Dataset records
::::::::
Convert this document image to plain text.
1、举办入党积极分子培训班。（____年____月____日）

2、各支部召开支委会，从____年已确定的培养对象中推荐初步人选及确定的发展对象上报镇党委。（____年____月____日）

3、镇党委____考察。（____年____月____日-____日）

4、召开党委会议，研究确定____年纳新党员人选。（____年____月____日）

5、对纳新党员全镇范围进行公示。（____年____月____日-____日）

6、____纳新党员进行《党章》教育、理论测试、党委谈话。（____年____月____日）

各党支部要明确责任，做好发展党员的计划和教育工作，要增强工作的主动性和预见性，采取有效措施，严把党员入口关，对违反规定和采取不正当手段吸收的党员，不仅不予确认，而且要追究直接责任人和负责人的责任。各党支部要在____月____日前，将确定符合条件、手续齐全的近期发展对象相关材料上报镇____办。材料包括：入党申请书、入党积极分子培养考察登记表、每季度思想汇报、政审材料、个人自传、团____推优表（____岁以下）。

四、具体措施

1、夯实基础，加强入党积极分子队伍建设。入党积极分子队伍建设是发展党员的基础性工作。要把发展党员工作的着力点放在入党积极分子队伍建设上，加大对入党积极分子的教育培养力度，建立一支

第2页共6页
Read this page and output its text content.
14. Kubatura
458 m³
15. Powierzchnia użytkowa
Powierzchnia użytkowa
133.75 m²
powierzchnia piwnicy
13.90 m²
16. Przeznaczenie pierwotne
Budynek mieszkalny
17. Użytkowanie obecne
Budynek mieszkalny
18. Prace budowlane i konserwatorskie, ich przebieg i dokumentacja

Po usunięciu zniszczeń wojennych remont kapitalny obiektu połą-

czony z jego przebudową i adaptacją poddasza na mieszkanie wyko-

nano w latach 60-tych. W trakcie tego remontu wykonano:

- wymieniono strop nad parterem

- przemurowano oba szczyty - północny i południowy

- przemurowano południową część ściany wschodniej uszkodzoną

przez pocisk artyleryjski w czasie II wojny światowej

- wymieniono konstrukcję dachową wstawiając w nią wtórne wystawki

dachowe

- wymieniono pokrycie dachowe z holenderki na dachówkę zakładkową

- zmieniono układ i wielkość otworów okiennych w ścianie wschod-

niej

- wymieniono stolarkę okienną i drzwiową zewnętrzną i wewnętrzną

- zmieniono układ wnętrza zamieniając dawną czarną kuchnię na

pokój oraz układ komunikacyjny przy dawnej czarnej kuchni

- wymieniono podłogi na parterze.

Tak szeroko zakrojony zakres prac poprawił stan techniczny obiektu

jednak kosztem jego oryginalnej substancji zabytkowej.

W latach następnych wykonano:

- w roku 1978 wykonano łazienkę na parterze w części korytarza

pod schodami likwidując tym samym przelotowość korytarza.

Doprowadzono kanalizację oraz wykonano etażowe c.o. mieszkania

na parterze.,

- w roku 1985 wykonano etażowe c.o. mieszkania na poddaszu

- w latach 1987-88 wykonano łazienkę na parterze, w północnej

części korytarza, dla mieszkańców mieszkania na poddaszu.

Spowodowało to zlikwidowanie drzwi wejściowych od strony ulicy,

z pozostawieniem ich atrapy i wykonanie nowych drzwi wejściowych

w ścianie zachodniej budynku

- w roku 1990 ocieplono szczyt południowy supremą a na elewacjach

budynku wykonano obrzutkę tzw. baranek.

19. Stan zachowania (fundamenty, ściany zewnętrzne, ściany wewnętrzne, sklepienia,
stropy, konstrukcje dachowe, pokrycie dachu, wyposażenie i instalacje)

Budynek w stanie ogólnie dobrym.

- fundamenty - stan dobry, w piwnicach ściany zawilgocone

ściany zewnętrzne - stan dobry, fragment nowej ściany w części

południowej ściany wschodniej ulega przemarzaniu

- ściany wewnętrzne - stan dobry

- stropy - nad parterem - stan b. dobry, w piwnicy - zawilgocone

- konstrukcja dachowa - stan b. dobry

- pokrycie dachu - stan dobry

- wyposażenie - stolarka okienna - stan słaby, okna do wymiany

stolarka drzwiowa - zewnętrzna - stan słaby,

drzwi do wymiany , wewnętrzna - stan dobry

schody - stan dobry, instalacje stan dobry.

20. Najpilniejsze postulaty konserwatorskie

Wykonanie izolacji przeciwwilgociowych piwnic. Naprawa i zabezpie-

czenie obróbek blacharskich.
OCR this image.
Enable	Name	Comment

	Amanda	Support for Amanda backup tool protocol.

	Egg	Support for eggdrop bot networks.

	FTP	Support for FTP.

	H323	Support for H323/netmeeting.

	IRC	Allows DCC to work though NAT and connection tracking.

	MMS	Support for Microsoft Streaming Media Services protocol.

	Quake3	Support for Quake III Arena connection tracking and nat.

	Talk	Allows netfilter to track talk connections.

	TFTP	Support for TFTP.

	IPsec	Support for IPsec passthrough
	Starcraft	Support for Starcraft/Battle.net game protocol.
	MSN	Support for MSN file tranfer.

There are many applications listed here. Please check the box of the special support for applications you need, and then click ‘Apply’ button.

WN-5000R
::::::::
_Your objective_
Copy each line that contains the word "image".

_Answer for the task_
Convert this document image to plain text.
OCR this image.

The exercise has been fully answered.